§ Prompt
Assemble all lines in which the string "option" appears.

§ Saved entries
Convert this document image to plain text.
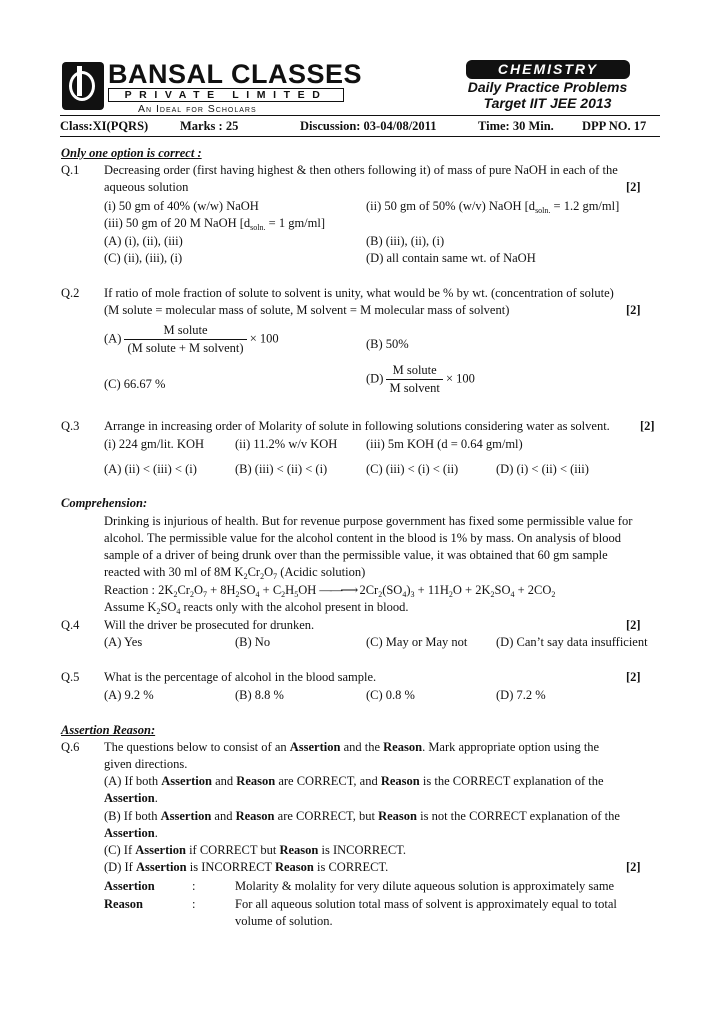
BANSAL CLASSES
PRIVATE LIMITED
An Ideal for Scholars
CHEMISTRY
Daily Practice Problems
Target IIT JEE 2013
Class:XI(PQRS)	Marks : 25	Discussion: 03-04/08/2011	Time: 30 Min. DPP NO. 17
Only one option is correct :
Q.1 Decreasing order (first having highest & then others following it) of mass of pure NaOH in each of the
aqueous solution	[2]
(i) 50 gm of 40% (w/w) NaOH	(ii) 50 gm of 50% (w/v) NaOH [$d_{soln.} = 1.2$ gm/ml]
(iii) 50 gm of 20 M NaOH [$d_{soln.} = 1$ gm/ml]
(A) (i), (ii), (iii)	(B) (iii), (ii), (i)
(C) (ii), (iii), (i)	(D) all contain same wt. of NaOH
Q.2 If ratio of mole fraction of solute to solvent is unity, what would be % by wt. (concentration of solute)
(M solute = molecular mass of solute, M solvent = M molecular mass of solvent)	[2]
$(A) \frac{\text{M solute}}{\text{(M solute + M solvent)}} \times 100$	(B) 50%
(C) 66.67 %	$(D) \frac{\text{M solute}}{\text{M solvent}} \times 100$
Q.3 Arrange in increasing order of Molarity of solute in following solutions considering water as solvent. [2]
(i) 224 gm/lit. KOH (ii) 11.2% w/v KOH (iii) 5m KOH (d = 0.64 gm/ml)
(A) (ii) < (iii) < (i)	(B) (iii) < (ii) < (i)	(C) (iii) < (i) < (ii)	(D) (i) < (ii) < (iii)
Comprehension:
Drinking is injurious of health. But for revenue purpose government has fixed some permissible value for
alcohol. The permissible value for the alcohol content in the blood is 1% by mass. On analysis of blood
sample of a driver of being drunk over than the permissible value, it was obtained that 60 gm sample
reacted with 30 ml of 8M $K_2Cr_2O_7$ (Acidic solution)
Reaction : $2K_2Cr_2O_7 + 8H_2SO_4 + C_2H_5OH$ ——⟶ $2Cr_2(SO_4)_3 + 11H_2O + 2K_2SO_4 + 2CO_2$
Assume $K_2SO_4$ reacts only with the alcohol present in blood.
Q.4 Will the driver be prosecuted for drunken.	[2]
(A) Yes	(B) No	(C) May or May not (D) Can’t say data insufficient
Q.5 What is the percentage of alcohol in the blood sample.	[2]
(A) 9.2 %	(B) 8.8 %	(C) 0.8 %	(D) 7.2 %
Assertion Reason:
Q.6 The questions below to consist of an Assertion and the Reason. Mark appropriate option using the
given directions.
(A) If both Assertion and Reason are CORRECT, and Reason is the CORRECT explanation of the
Assertion.
(B) If both Assertion and Reason are CORRECT, but Reason is not the CORRECT explanation of the
Assertion.
(C) If Assertion if CORRECT but Reason is INCORRECT.
(D) If Assertion is INCORRECT Reason is CORRECT.	[2]
Assertion	:	Molarity & molality for very dilute aqueous solution is approximately same
Reason	:	For all aqueous solution total mass of solvent is approximately equal to total
volume of solution.
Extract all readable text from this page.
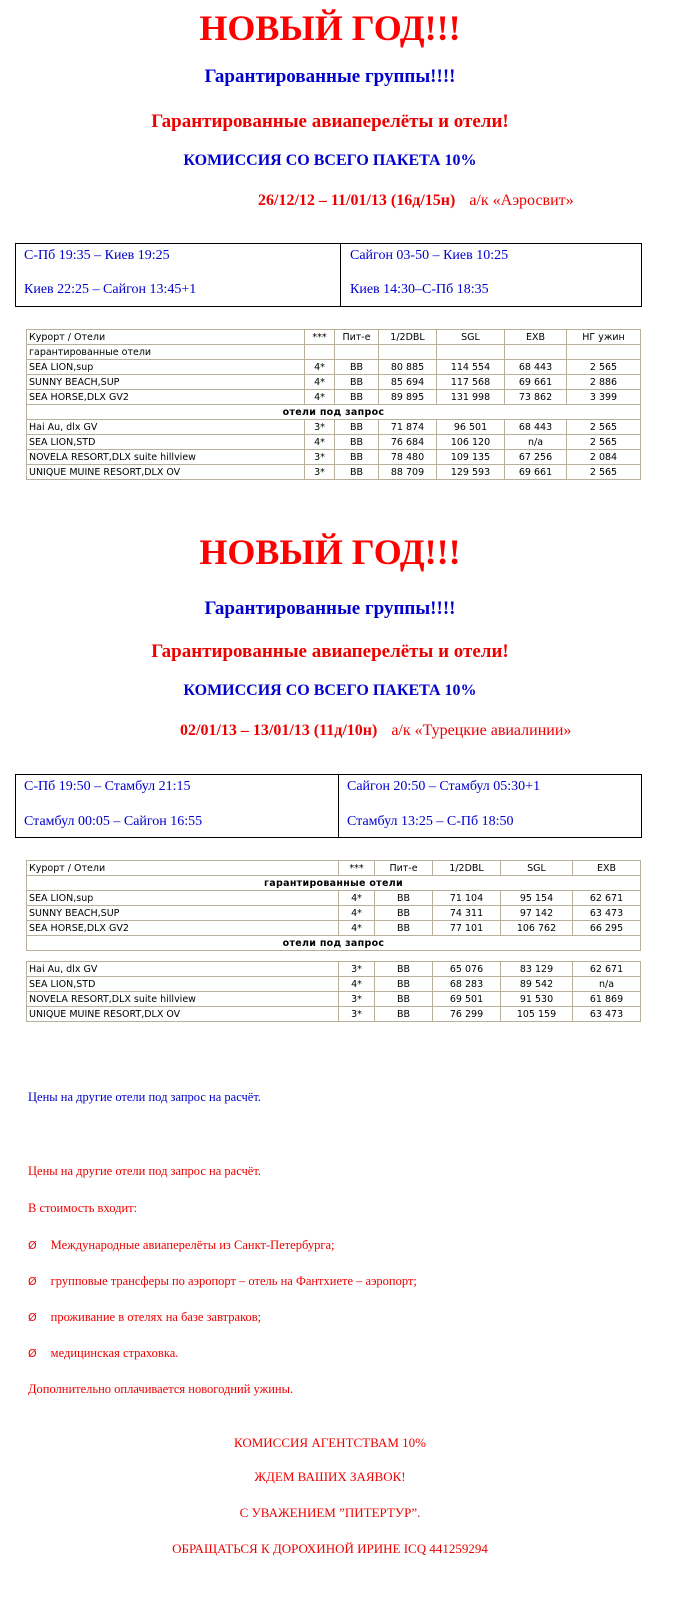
НОВЫЙ ГОД!!!
Гарантированные группы!!!!
Гарантированные авиаперелёты и отели!
КОМИССИЯ СО ВСЕГО ПАКЕТА 10%
26/12/12 – 11/01/13 (16д/15н) а/к «Аэросвит»
С-Пб 19:35 – Киев 19:25
Киев 22:25 – Сайгон 13:45+1
Сайгон 03-50 – Киев 10:25
Киев 14:30–С-Пб 18:35
Курорт / Отели	***	Пит-е	1/2DBL	SGL	EXB	НГ ужин
гарантированные отели						
SEA LION,sup	4*	BB	80 885	114 554	68 443	2 565
SUNNY BEACH,SUP	4*	BB	85 694	117 568	69 661	2 886
SEA HORSE,DLX GV2	4*	BB	89 895	131 998	73 862	3 399
отели под запрос						
Hai Au, dlx GV	3*	BB	71 874	96 501	68 443	2 565
SEA LION,STD	4*	BB	76 684	106 120	n/a	2 565
NOVELA RESORT,DLX suite hillview	3*	BB	78 480	109 135	67 256	2 084
UNIQUE MUINE RESORT,DLX OV	3*	BB	88 709	129 593	69 661	2 565
НОВЫЙ ГОД!!!
Гарантированные группы!!!!
Гарантированные авиаперелёты и отели!
КОМИССИЯ СО ВСЕГО ПАКЕТА 10%
02/01/13 – 13/01/13 (11д/10н) а/к «Турецкие авиалинии»
С-Пб 19:50 – Стамбул 21:15
Стамбул 00:05 – Сайгон 16:55
Сайгон 20:50 – Стамбул 05:30+1
Стамбул 13:25 – С-Пб 18:50
Курорт / Отели	***	Пит-е	1/2DBL	SGL	EXB
гарантированные отели					
SEA LION,sup	4*	BB	71 104	95 154	62 671
SUNNY BEACH,SUP	4*	BB	74 311	97 142	63 473
SEA HORSE,DLX GV2	4*	BB	77 101	106 762	66 295
отели под запрос					

Hai Au, dlx GV	3*	BB	65 076	83 129	62 671
SEA LION,STD	4*	BB	68 283	89 542	n/a
NOVELA RESORT,DLX suite hillview	3*	BB	69 501	91 530	61 869
UNIQUE MUINE RESORT,DLX OV	3*	BB	76 299	105 159	63 473
Цены на другие отели под запрос на расчёт.
Цены на другие отели под запрос на расчёт.
В стоимость входит:
Ø Международные авиаперелёты из Санкт-Петербурга;
Ø групповые трансферы по аэропорт – отель на Фантхиете – аэропорт;
Ø проживание в отелях на базе завтраков;
Ø медицинская страховка.
Дополнительно оплачивается новогодний ужины.
КОМИССИЯ АГЕНТСТВАМ 10%
ЖДЕМ ВАШИХ ЗАЯВОК!
С УВАЖЕНИЕМ ”ПИТЕРТУР”.
ОБРАЩАТЬСЯ К ДОРОХИНОЙ ИРИНЕ ICQ 441259294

§ The response
Only one option is correct :
Q.6 The questions below to consist of an Assertion and the Reason. Mark appropriate option using the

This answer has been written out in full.